» What to produce:
Restate all of the entries exactly, dropping any pictures they hold.

Figure content listings
※
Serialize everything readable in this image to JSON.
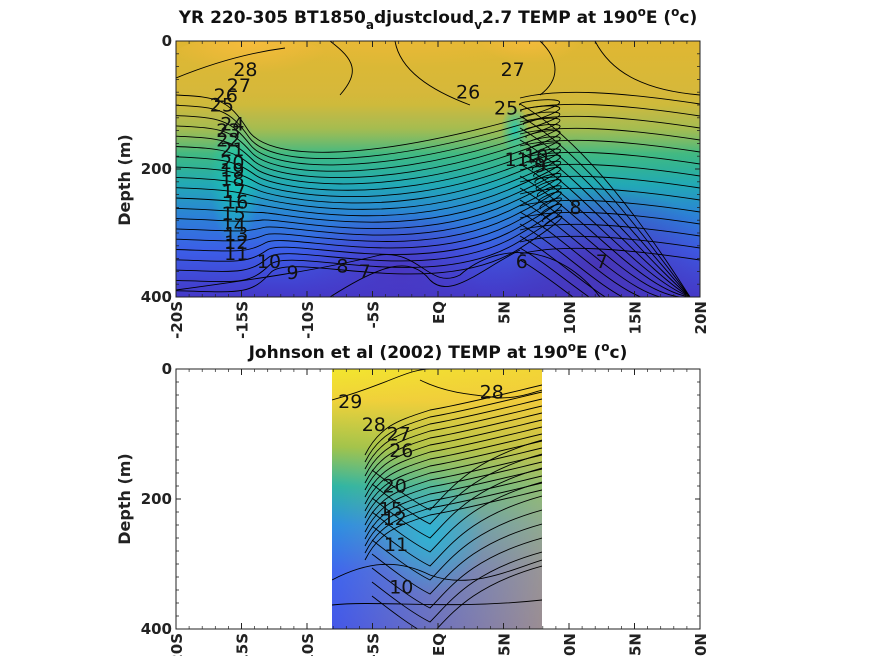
{
  "chart_data": [
    {
      "type": "contour",
      "title_parts": [
        "YR 220-305 BT1850",
        "a",
        "djustcloud",
        "v",
        "2.7 TEMP at 190",
        "o",
        "E (",
        "o",
        "c)"
      ],
      "ylabel": "Depth (m)",
      "xlim": [
        -20,
        20
      ],
      "ylim": [
        0,
        400
      ],
      "y_inverted": true,
      "yticks": [
        "0",
        "200",
        "400"
      ],
      "xticks": [
        "-20S",
        "-15S",
        "-10S",
        "-5S",
        "EQ",
        "5N",
        "10N",
        "15N",
        "20N"
      ],
      "colormap": "parula",
      "contour_labels": [
        {
          "text": "28",
          "lat": -14.7,
          "depth": 55
        },
        {
          "text": "27",
          "lat": -15.2,
          "depth": 80
        },
        {
          "text": "26",
          "lat": -16.2,
          "depth": 95
        },
        {
          "text": "25",
          "lat": -16.5,
          "depth": 110
        },
        {
          "text": "24",
          "lat": -15.7,
          "depth": 140
        },
        {
          "text": "23",
          "lat": -16.0,
          "depth": 150
        },
        {
          "text": "22",
          "lat": -16.0,
          "depth": 165
        },
        {
          "text": "21",
          "lat": -15.7,
          "depth": 180
        },
        {
          "text": "20",
          "lat": -15.7,
          "depth": 200
        },
        {
          "text": "19",
          "lat": -15.7,
          "depth": 212
        },
        {
          "text": "18",
          "lat": -15.7,
          "depth": 226
        },
        {
          "text": "17",
          "lat": -15.6,
          "depth": 245
        },
        {
          "text": "16",
          "lat": -15.4,
          "depth": 262
        },
        {
          "text": "15",
          "lat": -15.6,
          "depth": 280
        },
        {
          "text": "14",
          "lat": -15.6,
          "depth": 298
        },
        {
          "text": "13",
          "lat": -15.4,
          "depth": 312
        },
        {
          "text": "12",
          "lat": -15.4,
          "depth": 325
        },
        {
          "text": "11",
          "lat": -15.4,
          "depth": 342
        },
        {
          "text": "10",
          "lat": -12.9,
          "depth": 355
        },
        {
          "text": "9",
          "lat": -11.1,
          "depth": 372
        },
        {
          "text": "8",
          "lat": -7.3,
          "depth": 362
        },
        {
          "text": "7",
          "lat": -5.6,
          "depth": 370
        },
        {
          "text": "26",
          "lat": 2.3,
          "depth": 90
        },
        {
          "text": "27",
          "lat": 5.7,
          "depth": 55
        },
        {
          "text": "25",
          "lat": 5.2,
          "depth": 115
        },
        {
          "text": "11",
          "lat": 6.0,
          "depth": 195
        },
        {
          "text": "10",
          "lat": 7.5,
          "depth": 190
        },
        {
          "text": "9",
          "lat": 7.8,
          "depth": 205
        },
        {
          "text": "8",
          "lat": 10.5,
          "depth": 270
        },
        {
          "text": "7",
          "lat": 12.5,
          "depth": 355
        },
        {
          "text": "6",
          "lat": 6.4,
          "depth": 355
        }
      ]
    },
    {
      "type": "contour",
      "title_parts": [
        "Johnson et al (2002) TEMP at 190",
        "o",
        "E (",
        "o",
        "c)"
      ],
      "ylabel": "Depth (m)",
      "xlim": [
        -20,
        20
      ],
      "ylim": [
        0,
        400
      ],
      "y_inverted": true,
      "data_lat_range": [
        -8,
        8
      ],
      "yticks": [
        "0",
        "200",
        "400"
      ],
      "xticks": [
        "-20S",
        "-15S",
        "-10S",
        "-5S",
        "EQ",
        "5N",
        "10N",
        "15N",
        "20N"
      ],
      "colormap": "parula",
      "contour_labels": [
        {
          "text": "29",
          "lat": -6.7,
          "depth": 60
        },
        {
          "text": "28",
          "lat": -4.9,
          "depth": 95
        },
        {
          "text": "27",
          "lat": -3.0,
          "depth": 110
        },
        {
          "text": "28",
          "lat": 4.1,
          "depth": 45
        },
        {
          "text": "26",
          "lat": -2.8,
          "depth": 135
        },
        {
          "text": "20",
          "lat": -3.3,
          "depth": 190
        },
        {
          "text": "15",
          "lat": -3.6,
          "depth": 225
        },
        {
          "text": "12",
          "lat": -3.3,
          "depth": 240
        },
        {
          "text": "11",
          "lat": -3.2,
          "depth": 280
        },
        {
          "text": "10",
          "lat": -2.8,
          "depth": 345
        }
      ]
    }
  ]
}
※
» Right answer:
Serialize everything readable in this image to JSON.
{
  "chart_data": [
    {
      "type": "contour",
      "title_parts": [
        "YR 220-305 BT1850",
        "a",
        "djustcloud",
        "v",
        "2.7 TEMP at 190",
        "o",
        "E (",
        "o",
        "c)"
      ],
      "ylabel": "Depth (m)",
      "xlim": [
        -20,
        20
      ],
      "ylim": [
        0,
        400
      ],
      "y_inverted": true,
      "yticks": [
        "0",
        "200",
        "400"
      ],
      "xticks": [
        "-20S",
        "-15S",
        "-10S",
        "-5S",
        "EQ",
        "5N",
        "10N",
        "15N",
        "20N"
      ],
      "colormap": "parula",
      "contour_labels": [
        {
          "text": "28",
          "lat": -14.7,
          "depth": 55
        },
        {
          "text": "27",
          "lat": -15.2,
          "depth": 80
        },
        {
          "text": "26",
          "lat": -16.2,
          "depth": 95
        },
        {
          "text": "25",
          "lat": -16.5,
          "depth": 110
        },
        {
          "text": "24",
          "lat": -15.7,
          "depth": 140
        },
        {
          "text": "23",
          "lat": -16.0,
          "depth": 150
        },
        {
          "text": "22",
          "lat": -16.0,
          "depth": 165
        },
        {
          "text": "21",
          "lat": -15.7,
          "depth": 180
        },
        {
          "text": "20",
          "lat": -15.7,
          "depth": 200
        },
        {
          "text": "19",
          "lat": -15.7,
          "depth": 212
        },
        {
          "text": "18",
          "lat": -15.7,
          "depth": 226
        },
        {
          "text": "17",
          "lat": -15.6,
          "depth": 245
        },
        {
          "text": "16",
          "lat": -15.4,
          "depth": 262
        },
        {
          "text": "15",
          "lat": -15.6,
          "depth": 280
        },
        {
          "text": "14",
          "lat": -15.6,
          "depth": 298
        },
        {
          "text": "13",
          "lat": -15.4,
          "depth": 312
        },
        {
          "text": "12",
          "lat": -15.4,
          "depth": 325
        },
        {
          "text": "11",
          "lat": -15.4,
          "depth": 342
        },
        {
          "text": "10",
          "lat": -12.9,
          "depth": 355
        },
        {
          "text": "9",
          "lat": -11.1,
          "depth": 372
        },
        {
          "text": "8",
          "lat": -7.3,
          "depth": 362
        },
        {
          "text": "7",
          "lat": -5.6,
          "depth": 370
        },
        {
          "text": "26",
          "lat": 2.3,
          "depth": 90
        },
        {
          "text": "27",
          "lat": 5.7,
          "depth": 55
        },
        {
          "text": "25",
          "lat": 5.2,
          "depth": 115
        },
        {
          "text": "11",
          "lat": 6.0,
          "depth": 195
        },
        {
          "text": "10",
          "lat": 7.5,
          "depth": 190
        },
        {
          "text": "9",
          "lat": 7.8,
          "depth": 205
        },
        {
          "text": "8",
          "lat": 10.5,
          "depth": 270
        },
        {
          "text": "7",
          "lat": 12.5,
          "depth": 355
        },
        {
          "text": "6",
          "lat": 6.4,
          "depth": 355
        }
      ]
    },
    {
      "type": "contour",
      "title_parts": [
        "Johnson et al (2002) TEMP at 190",
        "o",
        "E (",
        "o",
        "c)"
      ],
      "ylabel": "Depth (m)",
      "xlim": [
        -20,
        20
      ],
      "ylim": [
        0,
        400
      ],
      "y_inverted": true,
      "data_lat_range": [
        -8,
        8
      ],
      "yticks": [
        "0",
        "200",
        "400"
      ],
      "xticks": [
        "-20S",
        "-15S",
        "-10S",
        "-5S",
        "EQ",
        "5N",
        "10N",
        "15N",
        "20N"
      ],
      "colormap": "parula",
      "contour_labels": [
        {
          "text": "29",
          "lat": -6.7,
          "depth": 60
        },
        {
          "text": "28",
          "lat": -4.9,
          "depth": 95
        },
        {
          "text": "27",
          "lat": -3.0,
          "depth": 110
        },
        {
          "text": "28",
          "lat": 4.1,
          "depth": 45
        },
        {
          "text": "26",
          "lat": -2.8,
          "depth": 135
        },
        {
          "text": "20",
          "lat": -3.3,
          "depth": 190
        },
        {
          "text": "15",
          "lat": -3.6,
          "depth": 225
        },
        {
          "text": "12",
          "lat": -3.3,
          "depth": 240
        },
        {
          "text": "11",
          "lat": -3.2,
          "depth": 280
        },
        {
          "text": "10",
          "lat": -2.8,
          "depth": 345
        }
      ]
    }
  ]
}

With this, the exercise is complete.